• _Problem description_:
Each entry below is to be printed verbatim.

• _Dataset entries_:
******************************

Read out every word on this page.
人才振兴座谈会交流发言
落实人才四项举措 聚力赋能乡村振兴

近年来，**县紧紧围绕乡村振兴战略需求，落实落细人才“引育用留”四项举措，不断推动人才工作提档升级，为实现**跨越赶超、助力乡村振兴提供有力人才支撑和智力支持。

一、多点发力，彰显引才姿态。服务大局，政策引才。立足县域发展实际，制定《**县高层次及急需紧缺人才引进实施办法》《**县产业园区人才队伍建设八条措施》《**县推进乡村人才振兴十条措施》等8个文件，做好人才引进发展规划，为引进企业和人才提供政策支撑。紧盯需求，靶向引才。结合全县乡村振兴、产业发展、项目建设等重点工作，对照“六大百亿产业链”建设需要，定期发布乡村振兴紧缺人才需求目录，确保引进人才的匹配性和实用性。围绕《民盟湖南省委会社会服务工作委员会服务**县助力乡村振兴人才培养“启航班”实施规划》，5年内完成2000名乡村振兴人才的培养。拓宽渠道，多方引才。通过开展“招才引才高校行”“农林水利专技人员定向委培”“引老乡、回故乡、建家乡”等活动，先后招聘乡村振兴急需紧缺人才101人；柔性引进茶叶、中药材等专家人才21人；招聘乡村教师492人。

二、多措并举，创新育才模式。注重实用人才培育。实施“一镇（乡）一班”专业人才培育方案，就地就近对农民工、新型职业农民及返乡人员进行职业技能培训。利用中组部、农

******************************

• _Expected output_:
Read out every word on this page.
人才振兴座谈会交流发言
落实人才四项举措 聚力赋能乡村振兴

近年来，**县紧紧围绕乡村振兴战略需求，落实落细人才“引育用留”四项举措，不断推动人才工作提档升级，为实现**跨越赶超、助力乡村振兴提供有力人才支撑和智力支持。

一、多点发力，彰显引才姿态。服务大局，政策引才。立足县域发展实际，制定《**县高层次及急需紧缺人才引进实施办法》《**县产业园区人才队伍建设八条措施》《**县推进乡村人才振兴十条措施》等8个文件，做好人才引进发展规划，为引进企业和人才提供政策支撑。紧盯需求，靶向引才。结合全县乡村振兴、产业发展、项目建设等重点工作，对照“六大百亿产业链”建设需要，定期发布乡村振兴紧缺人才需求目录，确保引进人才的匹配性和实用性。围绕《民盟湖南省委会社会服务工作委员会服务**县助力乡村振兴人才培养“启航班”实施规划》，5年内完成2000名乡村振兴人才的培养。拓宽渠道，多方引才。通过开展“招才引才高校行”“农林水利专技人员定向委培”“引老乡、回故乡、建家乡”等活动，先后招聘乡村振兴急需紧缺人才101人；柔性引进茶叶、中药材等专家人才21人；招聘乡村教师492人。

二、多措并举，创新育才模式。注重实用人才培育。实施“一镇（乡）一班”专业人才培育方案，就地就近对农民工、新型职业农民及返乡人员进行职业技能培训。利用中组部、农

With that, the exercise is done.